EXERCISE DETAILS: Pull out every line below that contains the word "this".

···

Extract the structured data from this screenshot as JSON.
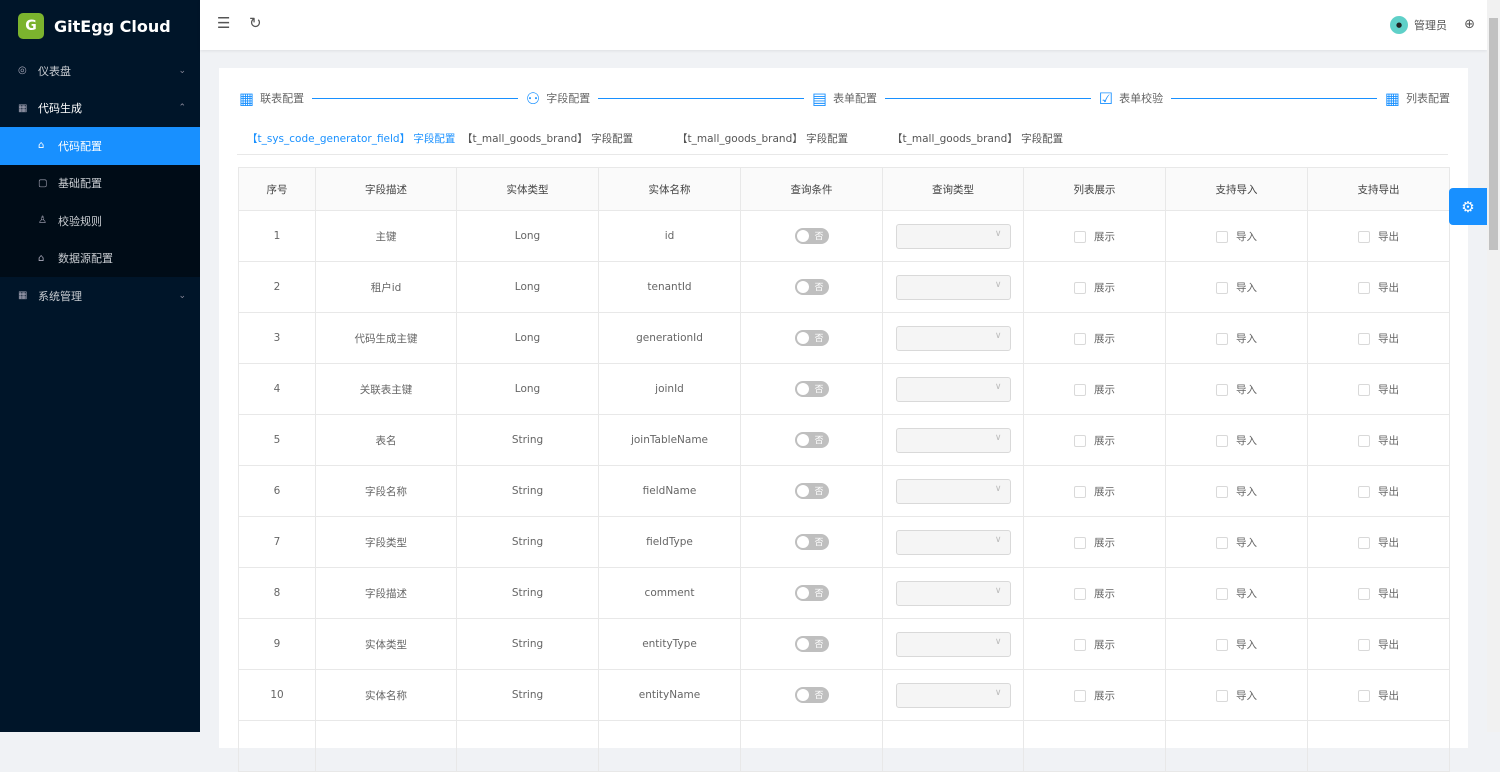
{
  "app": {
    "title": "GitEgg Cloud"
  },
  "sidebar": {
    "items": [
      {
        "label": "仪表盘",
        "icon": "dashboard-icon"
      },
      {
        "label": "代码生成",
        "icon": "appstore-icon",
        "children": [
          {
            "label": "代码配置",
            "icon": "lock-icon",
            "active": true
          },
          {
            "label": "基础配置",
            "icon": "book-icon"
          },
          {
            "label": "校验规则",
            "icon": "user-check-icon"
          },
          {
            "label": "数据源配置",
            "icon": "lock-icon"
          }
        ]
      },
      {
        "label": "系统管理",
        "icon": "appstore-icon"
      }
    ]
  },
  "header": {
    "user": "管理员"
  },
  "steps": [
    "联表配置",
    "字段配置",
    "表单配置",
    "表单校验",
    "列表配置"
  ],
  "tabs": [
    "【t_sys_code_generator_field】 字段配置",
    "【t_mall_goods_brand】 字段配置",
    "【t_mall_goods_brand】 字段配置",
    "【t_mall_goods_brand】 字段配置"
  ],
  "table": {
    "columns": [
      "序号",
      "字段描述",
      "实体类型",
      "实体名称",
      "查询条件",
      "查询类型",
      "列表展示",
      "支持导入",
      "支持导出"
    ],
    "switch_label": "否",
    "show_label": "展示",
    "import_label": "导入",
    "export_label": "导出",
    "rows": [
      [
        "1",
        "主键",
        "Long",
        "id"
      ],
      [
        "2",
        "租户id",
        "Long",
        "tenantId"
      ],
      [
        "3",
        "代码生成主键",
        "Long",
        "generationId"
      ],
      [
        "4",
        "关联表主键",
        "Long",
        "joinId"
      ],
      [
        "5",
        "表名",
        "String",
        "joinTableName"
      ],
      [
        "6",
        "字段名称",
        "String",
        "fieldName"
      ],
      [
        "7",
        "字段类型",
        "String",
        "fieldType"
      ],
      [
        "8",
        "字段描述",
        "String",
        "comment"
      ],
      [
        "9",
        "实体类型",
        "String",
        "entityType"
      ],
      [
        "10",
        "实体名称",
        "String",
        "entityName"
      ],
      [
        "",
        "",
        "",
        ""
      ]
    ]
  }
}
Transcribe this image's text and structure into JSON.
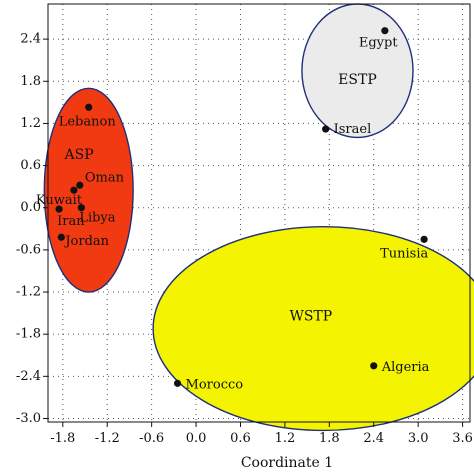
{
  "chart_data": {
    "type": "scatter",
    "xlabel": "Coordinate 1",
    "ylabel": "",
    "title": "",
    "xlim": [
      -2.0,
      3.7
    ],
    "ylim": [
      -3.05,
      2.9
    ],
    "x_ticks": [
      -1.8,
      -1.2,
      -0.6,
      0.0,
      0.6,
      1.2,
      1.8,
      2.4,
      3.0,
      3.6
    ],
    "x_tick_labels": [
      "-1.8",
      "-1.2",
      "-0.6",
      "0.0",
      "0.6",
      "1.2",
      "1.8",
      "2.4",
      "3.0",
      "3.6"
    ],
    "y_ticks": [
      -3.0,
      -2.4,
      -1.8,
      -1.2,
      -0.6,
      0.0,
      0.6,
      1.2,
      1.8,
      2.4
    ],
    "y_tick_labels": [
      "-3.0",
      "-2.4",
      "-1.8",
      "-1.2",
      "-0.6",
      "0.0",
      "0.6",
      "1.2",
      "1.8",
      "2.4"
    ],
    "grid": "dotted",
    "points": [
      {
        "label": "Egypt",
        "x": 2.55,
        "y": 2.52
      },
      {
        "label": "Israel",
        "x": 1.75,
        "y": 1.12
      },
      {
        "label": "Lebanon",
        "x": -1.45,
        "y": 1.43
      },
      {
        "label": "Oman",
        "x": -1.57,
        "y": 0.32
      },
      {
        "label": "Kuwait",
        "x": -1.65,
        "y": 0.25
      },
      {
        "label": "Libya",
        "x": -1.55,
        "y": 0.0
      },
      {
        "label": "Iran",
        "x": -1.85,
        "y": -0.02
      },
      {
        "label": "Jordan",
        "x": -1.82,
        "y": -0.42
      },
      {
        "label": "Tunisia",
        "x": 3.08,
        "y": -0.45
      },
      {
        "label": "Algeria",
        "x": 2.4,
        "y": -2.25
      },
      {
        "label": "Morocco",
        "x": -0.25,
        "y": -2.5
      }
    ],
    "clusters": [
      {
        "label": "ESTP",
        "cx": 2.18,
        "cy": 1.95,
        "rx": 0.75,
        "ry": 0.95,
        "color": "#ebebeb"
      },
      {
        "label": "ASP",
        "cx": -1.45,
        "cy": 0.25,
        "rx": 0.6,
        "ry": 1.45,
        "color": "#f23a12"
      },
      {
        "label": "WSTP",
        "cx": 1.72,
        "cy": -1.72,
        "rx": 2.3,
        "ry": 1.45,
        "color": "#f4f400"
      }
    ],
    "cluster_label_positions": {
      "ESTP": {
        "x": 2.18,
        "y": 1.82
      },
      "ASP": {
        "x": -1.58,
        "y": 0.75
      },
      "WSTP": {
        "x": 1.55,
        "y": -1.55
      }
    },
    "point_label_offsets": {
      "Egypt": {
        "dx": -26,
        "dy": 16
      },
      "Israel": {
        "dx": 8,
        "dy": 4
      },
      "Lebanon": {
        "dx": -30,
        "dy": 18
      },
      "Oman": {
        "dx": 5,
        "dy": -4
      },
      "Kuwait": {
        "dx": -38,
        "dy": 14
      },
      "Libya": {
        "dx": -2,
        "dy": 14
      },
      "Iran": {
        "dx": -2,
        "dy": 16
      },
      "Jordan": {
        "dx": 4,
        "dy": 8
      },
      "Tunisia": {
        "dx": -44,
        "dy": 18
      },
      "Algeria": {
        "dx": 8,
        "dy": 5
      },
      "Morocco": {
        "dx": 8,
        "dy": 5
      }
    },
    "colors": {
      "outline": "#1f2f7a",
      "point": "#111111",
      "grid": "#555555"
    }
  }
}
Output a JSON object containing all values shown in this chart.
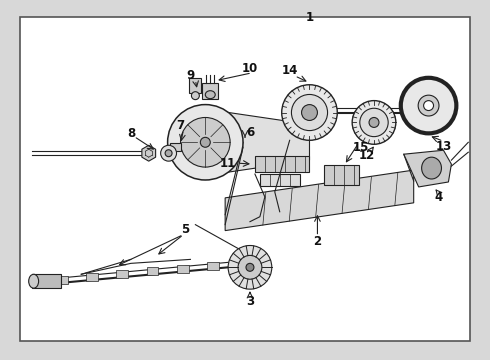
{
  "background_color": "#d8d8d8",
  "border_color": "#555555",
  "line_color": "#222222",
  "text_color": "#111111",
  "fig_width": 4.9,
  "fig_height": 3.6,
  "dpi": 100,
  "inner_bg": "#ffffff",
  "label_fontsize": 8.5
}
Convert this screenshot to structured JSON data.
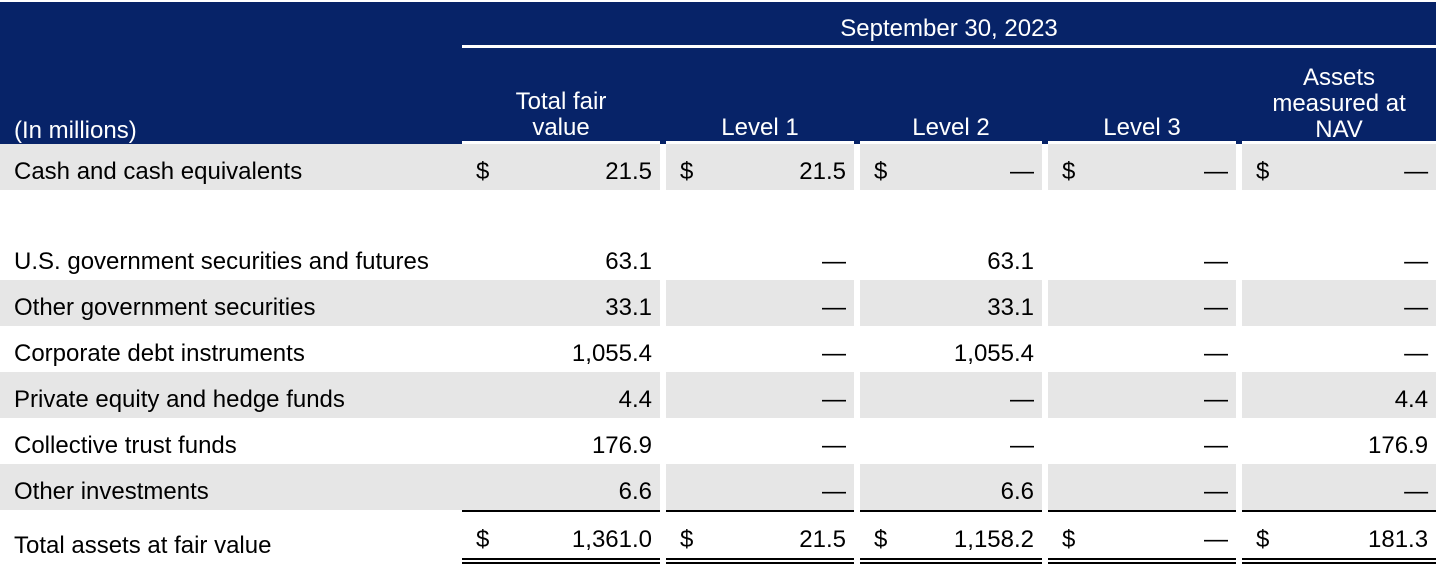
{
  "header": {
    "date": "September 30, 2023",
    "label_col": "(In millions)",
    "columns": [
      "Total fair\nvalue",
      "Level 1",
      "Level 2",
      "Level 3",
      "Assets\nmeasured at\nNAV"
    ]
  },
  "rows": [
    {
      "label": "Cash and cash equivalents",
      "cells": [
        [
          "$",
          "21.5"
        ],
        [
          "$",
          "21.5"
        ],
        [
          "$",
          "—"
        ],
        [
          "$",
          "—"
        ],
        [
          "$",
          "—"
        ]
      ]
    },
    {
      "label": "U.S. government securities and futures",
      "cells": [
        [
          "",
          "63.1"
        ],
        [
          "",
          "—"
        ],
        [
          "",
          "63.1"
        ],
        [
          "",
          "—"
        ],
        [
          "",
          "—"
        ]
      ]
    },
    {
      "label": "Other government securities",
      "cells": [
        [
          "",
          "33.1"
        ],
        [
          "",
          "—"
        ],
        [
          "",
          "33.1"
        ],
        [
          "",
          "—"
        ],
        [
          "",
          "—"
        ]
      ]
    },
    {
      "label": "Corporate debt instruments",
      "cells": [
        [
          "",
          "1,055.4"
        ],
        [
          "",
          "—"
        ],
        [
          "",
          "1,055.4"
        ],
        [
          "",
          "—"
        ],
        [
          "",
          "—"
        ]
      ]
    },
    {
      "label": "Private equity and hedge funds",
      "cells": [
        [
          "",
          "4.4"
        ],
        [
          "",
          "—"
        ],
        [
          "",
          "—"
        ],
        [
          "",
          "—"
        ],
        [
          "",
          "4.4"
        ]
      ]
    },
    {
      "label": "Collective trust funds",
      "cells": [
        [
          "",
          "176.9"
        ],
        [
          "",
          "—"
        ],
        [
          "",
          "—"
        ],
        [
          "",
          "—"
        ],
        [
          "",
          "176.9"
        ]
      ]
    },
    {
      "label": "Other investments",
      "cells": [
        [
          "",
          "6.6"
        ],
        [
          "",
          "—"
        ],
        [
          "",
          "6.6"
        ],
        [
          "",
          "—"
        ],
        [
          "",
          "—"
        ]
      ]
    },
    {
      "label": "Total assets at fair value",
      "cells": [
        [
          "$",
          "1,361.0"
        ],
        [
          "$",
          "21.5"
        ],
        [
          "$",
          "1,158.2"
        ],
        [
          "$",
          "—"
        ],
        [
          "$",
          "181.3"
        ]
      ]
    }
  ]
}
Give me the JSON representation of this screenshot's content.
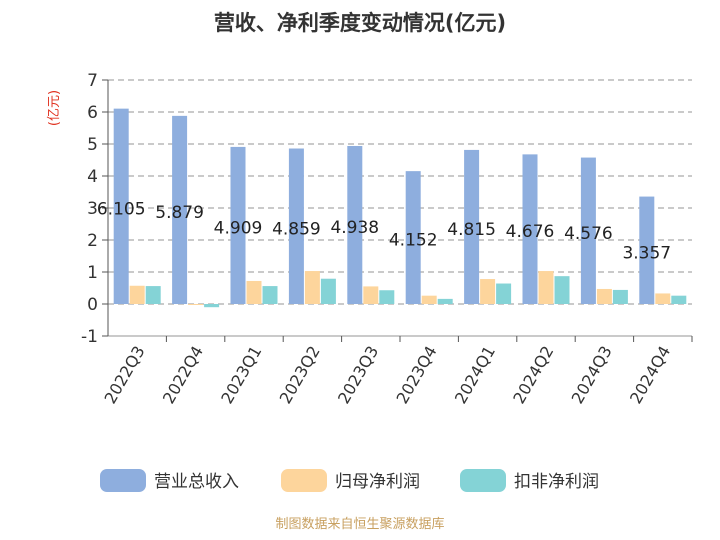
{
  "chart_data": {
    "type": "bar",
    "title": "营收、净利季度变动情况(亿元)",
    "unit_label": "(亿元)",
    "categories": [
      "2022Q3",
      "2022Q4",
      "2023Q1",
      "2023Q2",
      "2023Q3",
      "2023Q4",
      "2024Q1",
      "2024Q2",
      "2024Q3",
      "2024Q4"
    ],
    "series": [
      {
        "name": "营业总收入",
        "color": "#8eaede",
        "values": [
          6.105,
          5.879,
          4.909,
          4.859,
          4.938,
          4.152,
          4.815,
          4.676,
          4.576,
          3.357
        ]
      },
      {
        "name": "归母净利润",
        "color": "#fdd59c",
        "values": [
          0.57,
          -0.02,
          0.72,
          1.03,
          0.55,
          0.26,
          0.78,
          1.03,
          0.47,
          0.33
        ]
      },
      {
        "name": "扣非净利润",
        "color": "#84d3d6",
        "values": [
          0.56,
          -0.1,
          0.56,
          0.79,
          0.43,
          0.16,
          0.64,
          0.87,
          0.44,
          0.26
        ]
      }
    ],
    "data_labels": [
      "6.105",
      "5.879",
      "4.909",
      "4.859",
      "4.938",
      "4.152",
      "4.815",
      "4.676",
      "4.576",
      "3.357"
    ],
    "yticks": [
      "-1",
      "0",
      "1",
      "2",
      "3",
      "4",
      "5",
      "6",
      "7"
    ],
    "ylim": [
      -1,
      7
    ],
    "grid": true,
    "legend_position": "bottom"
  },
  "source": "制图数据来自恒生聚源数据库"
}
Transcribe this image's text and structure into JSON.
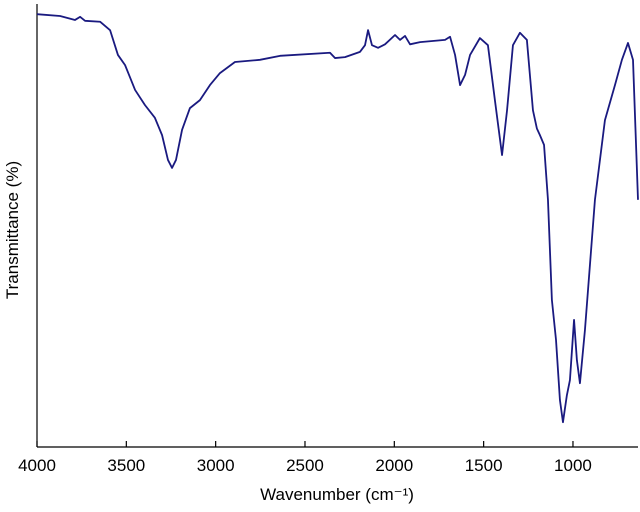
{
  "chart_data": {
    "type": "line",
    "xlabel": "Wavenumber (cm⁻¹)",
    "ylabel": "Transmittance (%)",
    "xlim": [
      4000,
      636
    ],
    "xticks": [
      4000,
      3500,
      3000,
      2500,
      2000,
      1500,
      1000
    ],
    "ylim": [
      0,
      100
    ],
    "reverse_x": true,
    "series": [
      {
        "color": "#1a1a80",
        "x": [
          4000,
          3871,
          3787,
          3759,
          3731,
          3647,
          3591,
          3547,
          3507,
          3451,
          3396,
          3340,
          3300,
          3267,
          3244,
          3222,
          3188,
          3144,
          3088,
          3032,
          2976,
          2892,
          2752,
          2640,
          2360,
          2332,
          2276,
          2192,
          2164,
          2147,
          2125,
          2091,
          2052,
          1996,
          1968,
          1940,
          1912,
          1856,
          1716,
          1688,
          1660,
          1632,
          1604,
          1576,
          1521,
          1476,
          1437,
          1397,
          1369,
          1336,
          1297,
          1258,
          1224,
          1202,
          1185,
          1162,
          1140,
          1118,
          1095,
          1073,
          1056,
          1034,
          1017,
          994,
          978,
          961,
          933,
          877,
          821,
          765,
          726,
          692,
          664,
          636
        ],
        "values": [
          97.7,
          97.3,
          96.4,
          97.1,
          96.2,
          96.0,
          94.1,
          88.5,
          86.2,
          80.6,
          77.2,
          74.3,
          70.4,
          64.8,
          63.0,
          64.8,
          71.6,
          76.5,
          78.3,
          81.7,
          84.4,
          86.9,
          87.4,
          88.3,
          89.0,
          87.8,
          88.0,
          89.2,
          90.7,
          94.1,
          90.7,
          90.1,
          90.9,
          93.0,
          91.9,
          92.8,
          90.9,
          91.4,
          91.9,
          92.6,
          88.5,
          81.7,
          84.0,
          88.5,
          92.3,
          90.7,
          78.3,
          65.9,
          76.0,
          90.7,
          93.5,
          91.9,
          76.0,
          71.9,
          70.4,
          68.2,
          55.8,
          33.2,
          24.2,
          10.6,
          5.6,
          11.7,
          15.1,
          28.7,
          19.6,
          14.4,
          26.4,
          55.8,
          73.8,
          81.7,
          87.4,
          91.2,
          87.4,
          55.8
        ]
      }
    ]
  }
}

···

RESPONSE:
Extract the structured data from this screenshot as JSON.
Transcribe this image's text and structure into JSON.
Output a JSON object containing all values shown in this chart.
Convert this screenshot to structured JSON data.
Give me the JSON representation of this screenshot's content.
Transcribe this image's text and structure into JSON.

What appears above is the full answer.